## Written request:
Search the material for the string "development" and copy each line where it occurs.
** Begin Rows **
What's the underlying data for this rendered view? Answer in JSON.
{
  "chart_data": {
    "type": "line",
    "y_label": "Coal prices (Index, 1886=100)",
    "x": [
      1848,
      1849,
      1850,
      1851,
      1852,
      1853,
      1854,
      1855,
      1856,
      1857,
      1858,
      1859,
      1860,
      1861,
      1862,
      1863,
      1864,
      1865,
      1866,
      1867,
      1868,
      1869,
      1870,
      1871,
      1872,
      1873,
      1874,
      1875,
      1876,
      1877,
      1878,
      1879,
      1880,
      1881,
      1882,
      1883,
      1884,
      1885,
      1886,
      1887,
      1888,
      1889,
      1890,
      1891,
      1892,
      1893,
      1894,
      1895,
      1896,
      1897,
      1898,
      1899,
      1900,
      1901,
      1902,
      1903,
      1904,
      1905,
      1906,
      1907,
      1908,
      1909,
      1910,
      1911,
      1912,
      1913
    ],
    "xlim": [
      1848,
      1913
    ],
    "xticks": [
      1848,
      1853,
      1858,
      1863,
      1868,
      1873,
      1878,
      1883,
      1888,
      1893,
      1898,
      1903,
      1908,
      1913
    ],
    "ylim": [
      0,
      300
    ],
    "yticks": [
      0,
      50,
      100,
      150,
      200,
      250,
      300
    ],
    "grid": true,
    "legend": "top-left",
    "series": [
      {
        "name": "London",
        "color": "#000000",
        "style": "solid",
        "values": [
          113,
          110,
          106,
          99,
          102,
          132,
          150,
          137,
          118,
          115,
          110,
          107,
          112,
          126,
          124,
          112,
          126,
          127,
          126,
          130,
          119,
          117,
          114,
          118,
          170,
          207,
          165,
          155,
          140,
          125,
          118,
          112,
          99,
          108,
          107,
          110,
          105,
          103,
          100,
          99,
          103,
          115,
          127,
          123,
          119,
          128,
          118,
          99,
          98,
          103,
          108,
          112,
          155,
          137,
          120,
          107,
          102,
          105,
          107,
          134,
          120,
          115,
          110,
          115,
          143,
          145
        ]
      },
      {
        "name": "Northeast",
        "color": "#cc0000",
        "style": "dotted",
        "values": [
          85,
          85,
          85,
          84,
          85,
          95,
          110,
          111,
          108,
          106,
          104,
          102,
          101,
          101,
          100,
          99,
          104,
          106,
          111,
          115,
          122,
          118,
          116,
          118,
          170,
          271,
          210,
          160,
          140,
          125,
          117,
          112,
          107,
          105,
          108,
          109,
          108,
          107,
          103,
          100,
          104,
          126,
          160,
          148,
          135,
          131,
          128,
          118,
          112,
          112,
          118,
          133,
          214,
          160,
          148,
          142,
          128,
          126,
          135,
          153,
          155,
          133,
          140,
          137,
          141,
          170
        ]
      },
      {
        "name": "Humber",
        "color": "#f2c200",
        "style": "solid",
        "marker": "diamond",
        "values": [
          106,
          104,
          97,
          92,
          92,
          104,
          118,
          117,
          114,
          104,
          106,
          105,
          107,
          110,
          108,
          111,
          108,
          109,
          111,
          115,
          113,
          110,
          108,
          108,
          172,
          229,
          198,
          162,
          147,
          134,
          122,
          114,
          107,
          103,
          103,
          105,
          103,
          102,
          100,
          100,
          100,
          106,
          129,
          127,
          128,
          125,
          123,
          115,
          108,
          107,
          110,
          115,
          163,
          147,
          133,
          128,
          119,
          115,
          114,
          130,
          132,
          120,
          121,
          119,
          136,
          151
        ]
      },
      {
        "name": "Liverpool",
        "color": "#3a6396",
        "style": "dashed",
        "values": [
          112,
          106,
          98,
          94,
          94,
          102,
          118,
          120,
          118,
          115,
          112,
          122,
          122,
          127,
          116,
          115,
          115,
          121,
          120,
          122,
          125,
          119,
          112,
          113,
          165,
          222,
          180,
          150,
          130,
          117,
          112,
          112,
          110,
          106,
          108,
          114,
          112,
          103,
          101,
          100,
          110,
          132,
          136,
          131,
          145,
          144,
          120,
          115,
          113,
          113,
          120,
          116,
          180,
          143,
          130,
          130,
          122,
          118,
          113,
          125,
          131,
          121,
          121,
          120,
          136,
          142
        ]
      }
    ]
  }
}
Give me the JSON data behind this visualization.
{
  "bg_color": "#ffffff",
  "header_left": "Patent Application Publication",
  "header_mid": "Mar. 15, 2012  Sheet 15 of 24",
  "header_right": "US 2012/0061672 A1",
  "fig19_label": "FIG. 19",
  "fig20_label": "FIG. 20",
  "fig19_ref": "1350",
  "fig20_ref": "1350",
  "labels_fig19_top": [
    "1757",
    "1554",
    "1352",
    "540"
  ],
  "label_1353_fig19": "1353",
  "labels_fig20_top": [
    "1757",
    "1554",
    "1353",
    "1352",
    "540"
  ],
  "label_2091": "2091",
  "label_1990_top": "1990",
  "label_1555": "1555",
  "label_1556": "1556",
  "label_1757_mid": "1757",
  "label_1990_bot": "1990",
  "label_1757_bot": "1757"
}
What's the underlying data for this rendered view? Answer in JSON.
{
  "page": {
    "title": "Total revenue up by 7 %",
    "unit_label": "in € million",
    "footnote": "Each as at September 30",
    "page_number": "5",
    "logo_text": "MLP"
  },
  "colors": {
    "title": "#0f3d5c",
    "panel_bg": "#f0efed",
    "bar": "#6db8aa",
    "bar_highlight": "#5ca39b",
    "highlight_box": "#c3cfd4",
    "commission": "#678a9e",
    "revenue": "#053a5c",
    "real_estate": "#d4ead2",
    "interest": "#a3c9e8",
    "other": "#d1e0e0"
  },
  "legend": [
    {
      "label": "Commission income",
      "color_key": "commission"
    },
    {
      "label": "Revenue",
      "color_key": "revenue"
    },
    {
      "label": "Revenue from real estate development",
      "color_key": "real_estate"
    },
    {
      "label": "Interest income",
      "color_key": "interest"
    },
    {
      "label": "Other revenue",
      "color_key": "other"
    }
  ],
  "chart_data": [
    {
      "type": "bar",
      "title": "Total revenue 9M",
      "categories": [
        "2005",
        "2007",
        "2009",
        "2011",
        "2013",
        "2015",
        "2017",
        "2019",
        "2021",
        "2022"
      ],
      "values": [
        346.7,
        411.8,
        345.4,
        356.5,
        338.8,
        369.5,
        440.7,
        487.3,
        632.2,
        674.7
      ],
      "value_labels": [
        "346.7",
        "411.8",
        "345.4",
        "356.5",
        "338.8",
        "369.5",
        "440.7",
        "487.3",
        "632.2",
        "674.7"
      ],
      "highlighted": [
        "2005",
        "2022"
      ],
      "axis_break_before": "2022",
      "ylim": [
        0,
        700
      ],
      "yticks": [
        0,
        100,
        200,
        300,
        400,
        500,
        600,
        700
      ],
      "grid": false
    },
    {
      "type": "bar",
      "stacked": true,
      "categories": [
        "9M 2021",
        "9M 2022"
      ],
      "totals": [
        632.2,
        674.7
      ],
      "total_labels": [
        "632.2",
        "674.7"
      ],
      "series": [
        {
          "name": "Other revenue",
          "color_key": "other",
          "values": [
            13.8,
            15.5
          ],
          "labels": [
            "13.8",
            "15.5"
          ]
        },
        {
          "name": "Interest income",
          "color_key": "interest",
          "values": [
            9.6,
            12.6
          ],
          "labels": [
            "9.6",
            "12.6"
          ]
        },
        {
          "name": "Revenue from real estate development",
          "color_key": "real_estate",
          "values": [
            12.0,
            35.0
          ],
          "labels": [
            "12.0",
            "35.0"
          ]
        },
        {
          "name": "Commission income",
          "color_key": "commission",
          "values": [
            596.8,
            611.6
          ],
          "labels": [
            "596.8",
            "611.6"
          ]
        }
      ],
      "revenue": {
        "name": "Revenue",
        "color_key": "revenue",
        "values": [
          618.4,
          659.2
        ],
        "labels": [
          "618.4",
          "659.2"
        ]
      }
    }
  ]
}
** End Rows **
## Response to this task:
      "label": "Revenue from real estate development",
          "name": "Revenue from real estate development",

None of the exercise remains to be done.